**AIM**: Retype the records below line for line, with no changes.

**ENTRIES SUPPLIED**:
----
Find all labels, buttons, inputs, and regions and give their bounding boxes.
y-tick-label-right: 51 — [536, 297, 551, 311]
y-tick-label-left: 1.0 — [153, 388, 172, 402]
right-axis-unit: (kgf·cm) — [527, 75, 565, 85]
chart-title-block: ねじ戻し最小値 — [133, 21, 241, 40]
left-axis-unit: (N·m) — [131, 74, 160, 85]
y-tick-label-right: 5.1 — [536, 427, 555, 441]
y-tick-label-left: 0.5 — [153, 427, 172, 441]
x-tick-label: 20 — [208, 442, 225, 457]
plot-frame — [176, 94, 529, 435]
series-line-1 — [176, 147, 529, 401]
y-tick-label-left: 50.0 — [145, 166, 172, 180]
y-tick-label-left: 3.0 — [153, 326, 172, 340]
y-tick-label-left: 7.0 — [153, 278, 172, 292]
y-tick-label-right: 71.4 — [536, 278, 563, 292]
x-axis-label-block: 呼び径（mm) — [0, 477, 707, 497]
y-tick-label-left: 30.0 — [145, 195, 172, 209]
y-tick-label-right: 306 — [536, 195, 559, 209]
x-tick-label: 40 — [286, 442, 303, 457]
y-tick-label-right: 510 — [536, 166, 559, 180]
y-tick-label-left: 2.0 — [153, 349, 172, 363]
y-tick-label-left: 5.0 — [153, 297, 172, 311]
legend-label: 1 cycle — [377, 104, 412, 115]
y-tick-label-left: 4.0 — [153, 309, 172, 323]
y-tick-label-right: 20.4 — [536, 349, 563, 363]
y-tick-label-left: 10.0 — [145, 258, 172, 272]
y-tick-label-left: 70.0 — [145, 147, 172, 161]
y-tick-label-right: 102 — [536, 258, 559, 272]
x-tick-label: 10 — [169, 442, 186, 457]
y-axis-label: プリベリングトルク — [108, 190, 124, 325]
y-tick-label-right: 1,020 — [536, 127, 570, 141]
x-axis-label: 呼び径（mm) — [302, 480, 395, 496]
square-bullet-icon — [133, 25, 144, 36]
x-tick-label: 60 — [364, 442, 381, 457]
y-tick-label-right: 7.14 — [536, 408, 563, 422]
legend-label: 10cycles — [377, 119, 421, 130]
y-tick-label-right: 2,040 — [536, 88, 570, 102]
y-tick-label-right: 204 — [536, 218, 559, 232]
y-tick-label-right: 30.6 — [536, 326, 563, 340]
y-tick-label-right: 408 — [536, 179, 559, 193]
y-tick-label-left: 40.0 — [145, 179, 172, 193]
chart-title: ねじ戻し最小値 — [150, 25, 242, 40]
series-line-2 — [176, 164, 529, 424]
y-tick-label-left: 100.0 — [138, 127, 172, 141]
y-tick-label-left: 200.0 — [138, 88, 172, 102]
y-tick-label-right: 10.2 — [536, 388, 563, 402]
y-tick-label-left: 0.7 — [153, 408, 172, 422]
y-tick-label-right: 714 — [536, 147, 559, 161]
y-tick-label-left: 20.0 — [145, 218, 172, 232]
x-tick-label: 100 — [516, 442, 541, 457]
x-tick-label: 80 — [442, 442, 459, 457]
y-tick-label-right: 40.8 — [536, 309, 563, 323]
----
**EXERCISE RESPONSE**:
Find all labels, buttons, inputs, and regions and give their bounding boxes.
y-tick-label-right: 51 — [536, 297, 551, 311]
y-tick-label-left: 1.0 — [153, 388, 172, 402]
right-axis-unit: (kgf·cm) — [527, 75, 565, 85]
chart-title-block: ねじ戻し最小値 — [133, 21, 241, 40]
left-axis-unit: (N·m) — [131, 74, 160, 85]
y-tick-label-right: 5.1 — [536, 427, 555, 441]
y-tick-label-left: 0.5 — [153, 427, 172, 441]
x-tick-label: 20 — [208, 442, 225, 457]
plot-frame — [176, 94, 529, 435]
series-line-1 — [176, 147, 529, 401]
y-tick-label-left: 50.0 — [145, 166, 172, 180]
y-tick-label-left: 3.0 — [153, 326, 172, 340]
y-tick-label-left: 7.0 — [153, 278, 172, 292]
y-tick-label-right: 71.4 — [536, 278, 563, 292]
x-axis-label-block: 呼び径（mm) — [0, 477, 707, 497]
y-tick-label-left: 30.0 — [145, 195, 172, 209]
y-tick-label-right: 306 — [536, 195, 559, 209]
x-tick-label: 40 — [286, 442, 303, 457]
y-tick-label-right: 510 — [536, 166, 559, 180]
y-tick-label-left: 2.0 — [153, 349, 172, 363]
y-tick-label-left: 5.0 — [153, 297, 172, 311]
legend-label: 1 cycle — [377, 104, 412, 115]
y-tick-label-left: 4.0 — [153, 309, 172, 323]
y-tick-label-right: 20.4 — [536, 349, 563, 363]
y-tick-label-left: 10.0 — [145, 258, 172, 272]
y-tick-label-left: 70.0 — [145, 147, 172, 161]
y-tick-label-right: 102 — [536, 258, 559, 272]
x-tick-label: 10 — [169, 442, 186, 457]
y-axis-label: プリベリングトルク — [108, 190, 124, 325]
y-tick-label-right: 1,020 — [536, 127, 570, 141]
x-axis-label: 呼び径（mm) — [302, 480, 395, 496]
square-bullet-icon — [133, 25, 144, 36]
x-tick-label: 60 — [364, 442, 381, 457]
y-tick-label-right: 7.14 — [536, 408, 563, 422]
legend-label: 10cycles — [377, 119, 421, 130]
y-tick-label-right: 2,040 — [536, 88, 570, 102]
y-tick-label-right: 204 — [536, 218, 559, 232]
y-tick-label-right: 30.6 — [536, 326, 563, 340]
y-tick-label-right: 408 — [536, 179, 559, 193]
y-tick-label-left: 40.0 — [145, 179, 172, 193]
chart-title: ねじ戻し最小値 — [150, 25, 242, 40]
series-line-2 — [176, 164, 529, 424]
y-tick-label-left: 100.0 — [138, 127, 172, 141]
y-tick-label-left: 200.0 — [138, 88, 172, 102]
y-tick-label-right: 10.2 — [536, 388, 563, 402]
y-tick-label-left: 0.7 — [153, 408, 172, 422]
y-tick-label-right: 714 — [536, 147, 559, 161]
y-tick-label-left: 20.0 — [145, 218, 172, 232]
x-tick-label: 100 — [516, 442, 541, 457]
x-tick-label: 80 — [442, 442, 459, 457]
y-tick-label-right: 40.8 — [536, 309, 563, 323]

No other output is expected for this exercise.